L'économie touristique du Jura doit beaucoup à son identité territoriale...

Ainsi, grâce à la classification de ses produits immobiliers en résidences de tourisme et des avantages fiscaux induits, Pierre & Vacances réalise l'essentiel de sa marge brute sur ses activités de promotion immobilière. Cette particularité est importante car le groupe a construit sa croissance économique sur ce modèle, en considérant l'exploitation comme une activité secondaire. Les gains considérables réalisés sur la vente de produits immobiliers à des particuliers en quête de rendement ont été notamment permis grâce aux mécanismes de défiscalisation : le prix de vente artificiellement élevé d'un « cottage » (nom donné aux logements touristiques d'un Center Parcs) est ainsi compensé par les avantages fiscaux actuels de la loi Censi-Bouvard.

Concurrence avec des prix bradés

En parallèle, les prix de séjours n'ont pas à intégrer l'amortissement des coûts de construction immobilière, ce qui peut permettre d'appliquer une politique tarifaire attractive. Les pratiques promotionnelles ponctuelles ou permanentes (remises de 40% pour les comités d'entreprise) viseront à afficher un taux de remplissage correct, ce qui est un argument phare du discours sécurisant de Pierre & Vacances quant à sa capacité à remplir ses parcs de loisirs.

Ce faisant, l'implantation d'un Center Parcs, par exemple dans le Jura à Poligny, provoquera une concurrence quasi directe avec les hôtels existants sur le secteur. En proposant des séjours courts à prix bradés afin d'optimiser son taux de remplissage, les offres « weekend », « midweek » ou « dernière minute », accompagnées du « arrivez quand vous voulez » se positionnent en alternative pragmatique mais toutefois très agressive avec les hôtels voisins, qui verront inexorablement leur chiffre d'affaires baisser. De surcroît, la clientèle ainsi captée ne sera que peu encline à sortir d'un lieu d'hébergement situé à une dizaine de kilomètres de la capitale du Comté.

Identités territoriales diluées

Au niveau départemental et régional, l'arrivée de deux Center Parcs dans le Jura et en Saône-et-Loire, avec la forte communication déclinée par Pierre & Vacances (relayée par les structures publiques de promotion du tourisme), aura surtout comme effet de diluer les identités culturelles des territoires concernés et de dévaloriser insidieusement des particularismes locaux. Les espoirs de complémentarité attendus peuvent s'avérer effectifs à court terme, mais à un horizon plus lointain, les dommages seront considérables sur l'image et l'attractivité de ce qui fait réellement la force et les atouts d'un département ou d'une région, dans ses caractères d'atypisme et d'unicité.

*DONNÉES D'ENTRÉE*

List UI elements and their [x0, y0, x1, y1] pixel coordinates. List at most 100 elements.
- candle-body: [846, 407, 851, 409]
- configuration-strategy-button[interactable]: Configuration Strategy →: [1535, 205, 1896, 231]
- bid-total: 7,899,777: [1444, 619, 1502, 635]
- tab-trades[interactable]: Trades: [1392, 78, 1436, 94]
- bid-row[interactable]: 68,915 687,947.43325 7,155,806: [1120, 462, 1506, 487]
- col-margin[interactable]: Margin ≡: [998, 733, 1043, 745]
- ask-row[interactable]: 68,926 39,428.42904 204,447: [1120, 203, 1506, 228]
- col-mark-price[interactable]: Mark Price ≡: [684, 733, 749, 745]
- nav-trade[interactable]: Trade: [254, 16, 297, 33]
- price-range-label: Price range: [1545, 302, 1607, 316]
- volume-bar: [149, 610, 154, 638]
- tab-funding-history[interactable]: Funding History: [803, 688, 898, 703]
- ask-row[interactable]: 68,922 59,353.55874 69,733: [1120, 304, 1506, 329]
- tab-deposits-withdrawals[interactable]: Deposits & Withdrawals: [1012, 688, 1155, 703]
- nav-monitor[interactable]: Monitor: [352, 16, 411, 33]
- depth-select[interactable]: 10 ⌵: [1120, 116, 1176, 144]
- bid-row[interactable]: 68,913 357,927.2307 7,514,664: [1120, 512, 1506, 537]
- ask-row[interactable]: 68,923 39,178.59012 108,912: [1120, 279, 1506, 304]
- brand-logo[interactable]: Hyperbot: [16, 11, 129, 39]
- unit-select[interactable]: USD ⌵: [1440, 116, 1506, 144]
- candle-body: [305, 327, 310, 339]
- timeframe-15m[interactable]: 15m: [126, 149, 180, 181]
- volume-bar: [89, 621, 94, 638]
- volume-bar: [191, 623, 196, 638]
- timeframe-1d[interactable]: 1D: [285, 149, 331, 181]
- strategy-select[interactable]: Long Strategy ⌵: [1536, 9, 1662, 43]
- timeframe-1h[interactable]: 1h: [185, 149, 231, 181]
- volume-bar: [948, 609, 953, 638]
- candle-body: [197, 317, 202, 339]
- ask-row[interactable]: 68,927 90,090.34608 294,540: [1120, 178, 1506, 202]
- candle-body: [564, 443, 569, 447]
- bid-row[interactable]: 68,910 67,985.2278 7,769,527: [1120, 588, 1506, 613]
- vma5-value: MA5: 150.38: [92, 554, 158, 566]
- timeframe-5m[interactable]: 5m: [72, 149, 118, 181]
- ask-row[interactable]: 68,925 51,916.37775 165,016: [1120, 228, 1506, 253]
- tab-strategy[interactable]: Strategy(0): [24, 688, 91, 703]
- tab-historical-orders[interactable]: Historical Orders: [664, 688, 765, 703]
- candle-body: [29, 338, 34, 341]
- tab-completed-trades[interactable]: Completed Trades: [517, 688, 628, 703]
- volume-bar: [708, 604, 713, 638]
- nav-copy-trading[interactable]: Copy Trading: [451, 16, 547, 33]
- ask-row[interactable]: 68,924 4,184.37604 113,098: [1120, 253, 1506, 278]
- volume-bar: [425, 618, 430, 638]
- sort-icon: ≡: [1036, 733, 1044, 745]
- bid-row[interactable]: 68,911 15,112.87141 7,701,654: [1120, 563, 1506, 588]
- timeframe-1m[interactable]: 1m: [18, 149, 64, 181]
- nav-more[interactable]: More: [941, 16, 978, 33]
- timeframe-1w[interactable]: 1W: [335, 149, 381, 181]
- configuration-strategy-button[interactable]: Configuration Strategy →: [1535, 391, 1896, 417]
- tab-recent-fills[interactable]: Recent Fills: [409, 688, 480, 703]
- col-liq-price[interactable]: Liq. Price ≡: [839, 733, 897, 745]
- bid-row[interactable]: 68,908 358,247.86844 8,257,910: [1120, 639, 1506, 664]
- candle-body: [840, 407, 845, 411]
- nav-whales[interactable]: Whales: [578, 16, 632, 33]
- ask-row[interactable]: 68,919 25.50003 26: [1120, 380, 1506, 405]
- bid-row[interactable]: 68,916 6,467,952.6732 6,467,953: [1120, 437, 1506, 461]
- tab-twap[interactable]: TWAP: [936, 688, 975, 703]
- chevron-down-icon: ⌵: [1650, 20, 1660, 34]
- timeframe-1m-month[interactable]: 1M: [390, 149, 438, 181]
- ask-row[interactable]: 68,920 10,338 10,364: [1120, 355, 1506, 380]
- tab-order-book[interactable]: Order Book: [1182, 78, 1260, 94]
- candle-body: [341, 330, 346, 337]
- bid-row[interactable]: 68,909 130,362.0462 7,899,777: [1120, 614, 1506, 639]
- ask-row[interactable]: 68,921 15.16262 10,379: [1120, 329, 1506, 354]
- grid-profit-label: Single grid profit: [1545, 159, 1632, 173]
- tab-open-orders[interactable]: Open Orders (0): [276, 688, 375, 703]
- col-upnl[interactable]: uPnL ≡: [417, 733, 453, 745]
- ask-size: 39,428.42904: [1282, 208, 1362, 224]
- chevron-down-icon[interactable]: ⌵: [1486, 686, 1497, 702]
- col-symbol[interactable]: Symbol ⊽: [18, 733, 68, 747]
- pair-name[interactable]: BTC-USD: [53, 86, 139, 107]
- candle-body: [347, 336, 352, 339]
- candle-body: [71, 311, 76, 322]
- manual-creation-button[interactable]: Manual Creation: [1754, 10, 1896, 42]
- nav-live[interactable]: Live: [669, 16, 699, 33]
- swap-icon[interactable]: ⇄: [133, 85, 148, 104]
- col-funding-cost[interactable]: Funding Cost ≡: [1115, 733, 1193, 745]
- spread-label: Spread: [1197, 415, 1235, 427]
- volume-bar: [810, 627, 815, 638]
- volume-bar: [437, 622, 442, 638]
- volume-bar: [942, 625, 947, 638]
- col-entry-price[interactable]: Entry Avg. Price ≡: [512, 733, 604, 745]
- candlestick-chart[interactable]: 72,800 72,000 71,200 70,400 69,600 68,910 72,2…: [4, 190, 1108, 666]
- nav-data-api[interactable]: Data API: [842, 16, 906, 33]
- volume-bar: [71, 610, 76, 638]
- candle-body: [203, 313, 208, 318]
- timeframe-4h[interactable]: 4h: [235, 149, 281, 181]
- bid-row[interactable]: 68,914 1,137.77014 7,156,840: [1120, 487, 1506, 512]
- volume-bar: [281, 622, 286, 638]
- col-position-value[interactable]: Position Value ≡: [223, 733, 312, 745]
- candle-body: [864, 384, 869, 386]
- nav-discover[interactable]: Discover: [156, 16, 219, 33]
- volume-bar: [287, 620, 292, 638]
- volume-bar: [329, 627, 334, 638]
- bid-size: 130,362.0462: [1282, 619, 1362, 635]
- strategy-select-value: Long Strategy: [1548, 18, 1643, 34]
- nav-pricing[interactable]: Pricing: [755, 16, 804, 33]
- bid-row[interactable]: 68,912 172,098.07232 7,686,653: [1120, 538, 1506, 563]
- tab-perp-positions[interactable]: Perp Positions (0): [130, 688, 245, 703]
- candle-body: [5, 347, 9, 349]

*TRAVAIL DEMANDÉ*
1 > Reproduisez mot pour mot le passage du texte sur les Center Parcs du Jura allant de « L'économie touristique du » jusqu'à « la loi Censi-Bouvard. », ces deux bornes comprises.
2 > Recopiez à l'identique les lignes du listing, depuis son début jusqu'à la ligne contenant « - ask-row[interactable]: 68,923 » incluse, sans rien y ajouter.

*RÉPONSES PAR TÂCHE*
1 >
L'économie touristique du Jura doit beaucoup à son identité territoriale...

Ainsi, grâce à la classification de ses produits immobiliers en résidences de tourisme et des avantages fiscaux induits, Pierre & Vacances réalise l'essentiel de sa marge brute sur ses activités de promotion immobilière. Cette particularité est importante car le groupe a construit sa croissance économique sur ce modèle, en considérant l'exploitation comme une activité secondaire. Les gains considérables réalisés sur la vente de produits immobiliers à des particuliers en quête de rendement ont été notamment permis grâce aux mécanismes de défiscalisation : le prix de vente artificiellement élevé d'un « cottage » (nom donné aux logements touristiques d'un Center Parcs) est ainsi compensé par les avantages fiscaux actuels de la loi Censi-Bouvard.

2 >
List UI elements and their [x0, y0, x1, y1] pixel coordinates. List at most 100 elements.
- candle-body: [846, 407, 851, 409]
- configuration-strategy-button[interactable]: Configuration Strategy →: [1535, 205, 1896, 231]
- bid-total: 7,899,777: [1444, 619, 1502, 635]
- tab-trades[interactable]: Trades: [1392, 78, 1436, 94]
- bid-row[interactable]: 68,915 687,947.43325 7,155,806: [1120, 462, 1506, 487]
- col-margin[interactable]: Margin ≡: [998, 733, 1043, 745]
- ask-row[interactable]: 68,926 39,428.42904 204,447: [1120, 203, 1506, 228]
- col-mark-price[interactable]: Mark Price ≡: [684, 733, 749, 745]
- nav-trade[interactable]: Trade: [254, 16, 297, 33]
- price-range-label: Price range: [1545, 302, 1607, 316]
- volume-bar: [149, 610, 154, 638]
- tab-funding-history[interactable]: Funding History: [803, 688, 898, 703]
- ask-row[interactable]: 68,922 59,353.55874 69,733: [1120, 304, 1506, 329]
- tab-deposits-withdrawals[interactable]: Deposits & Withdrawals: [1012, 688, 1155, 703]
- nav-monitor[interactable]: Monitor: [352, 16, 411, 33]
- depth-select[interactable]: 10 ⌵: [1120, 116, 1176, 144]
- bid-row[interactable]: 68,913 357,927.2307 7,514,664: [1120, 512, 1506, 537]
- ask-row[interactable]: 68,923 39,178.59012 108,912: [1120, 279, 1506, 304]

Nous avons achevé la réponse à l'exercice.